• Goal
Show only lines that include "cold".

Data excerpts
━━━━━━━━━━━━━━━━━━━━
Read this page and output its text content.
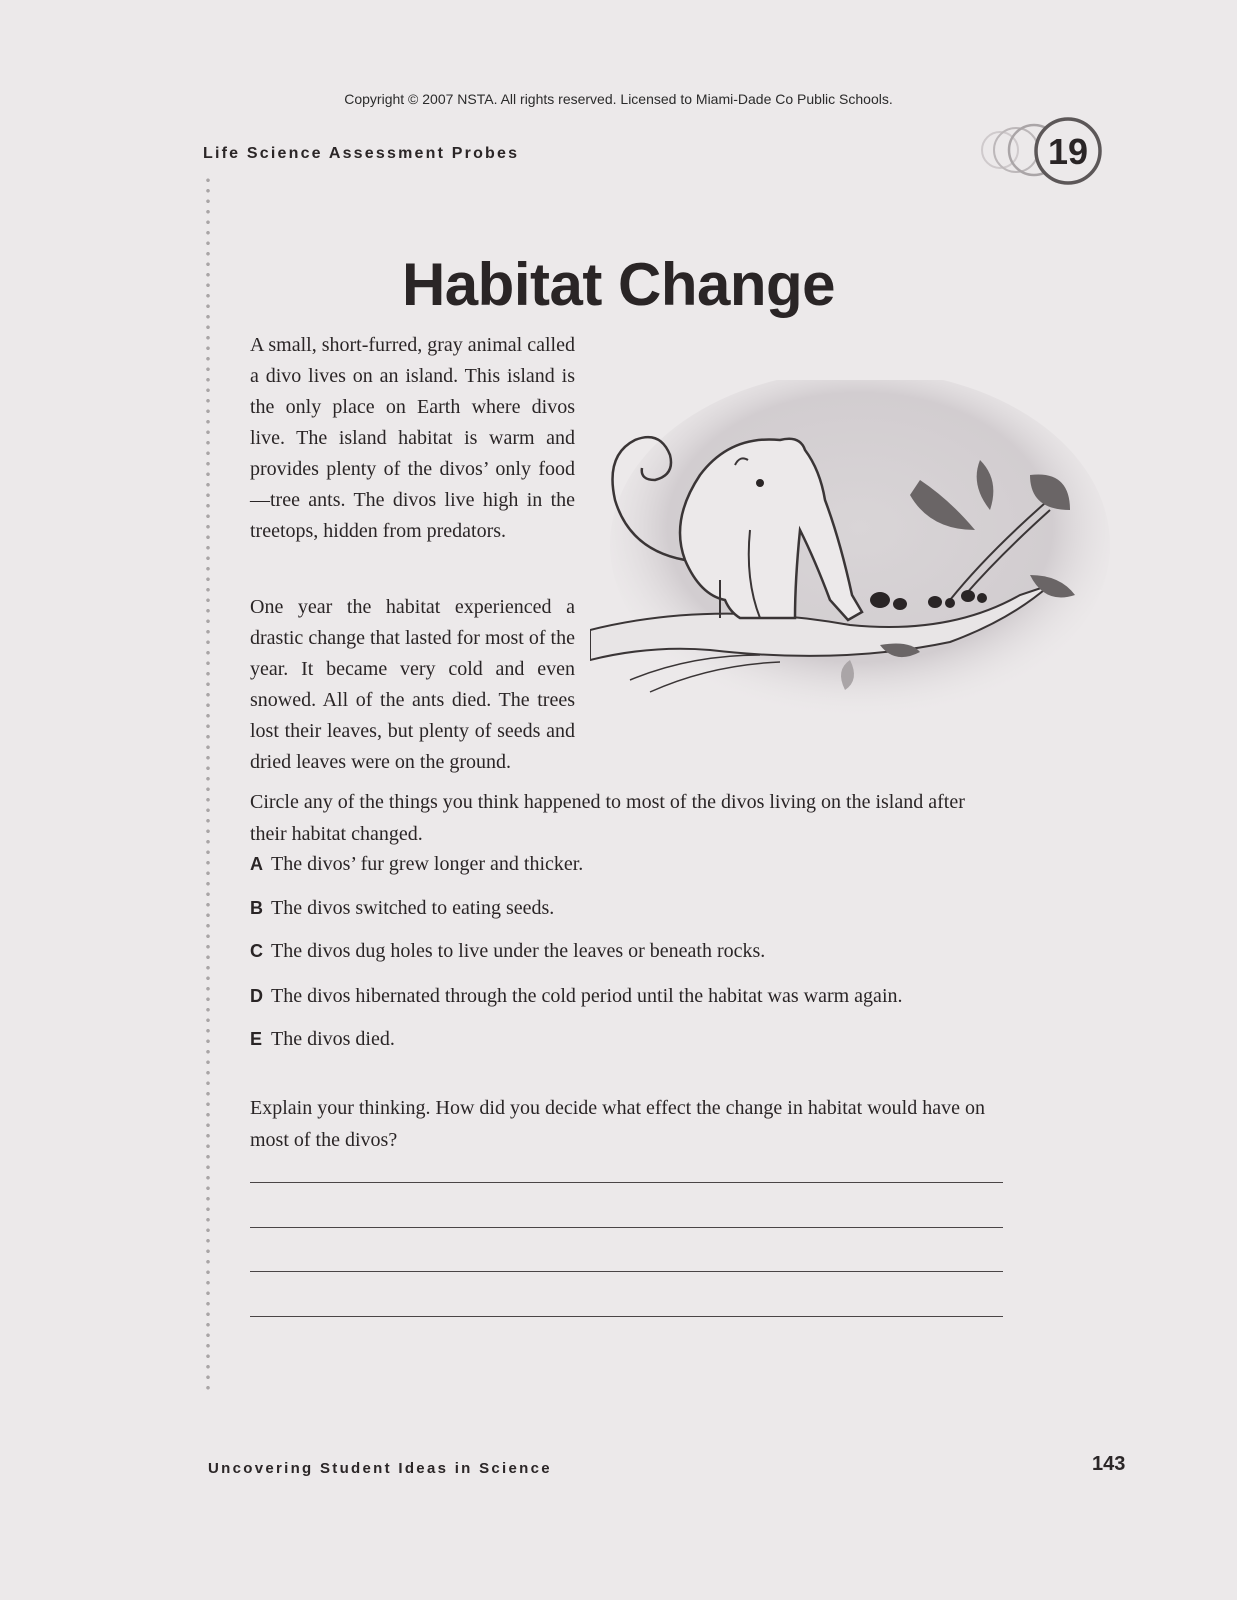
Copyright © 2007 NSTA. All rights reserved. Licensed to Miami-Dade Co Public Schools.
Life Science Assessment Probes	19
Habitat Change
A small, short-furred, gray animal called a divo lives on an island. This island is the only place on Earth where divos live. The island habitat is warm and provides plenty of the divos’ only food—tree ants. The divos live high in the treetops, hidden from predators.
One year the habitat experienced a drastic change that lasted for most of the year. It became very cold and even snowed. All of the ants died. The trees lost their leaves, but plenty of seeds and dried leaves were on the ground.
Circle any of the things you think happened to most of the divos living on the island after their habitat changed.
A The divos’ fur grew longer and thicker.
B The divos switched to eating seeds.
C The divos dug holes to live under the leaves or beneath rocks.
D The divos hibernated through the cold period until the habitat was warm again.
E The divos died.
Explain your thinking. How did you decide what effect the change in habitat would have on most of the divos?
Uncovering Student Ideas in Science	143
━━━━━━━━━━━━━━━━━━━━
• Output
One year the habitat experienced a drastic change that lasted for most of the year. It became very cold and even snowed. All of the ants died. The trees lost their leaves, but plenty of seeds and dried leaves were on the ground.
D The divos hibernated through the cold period until the habitat was warm again.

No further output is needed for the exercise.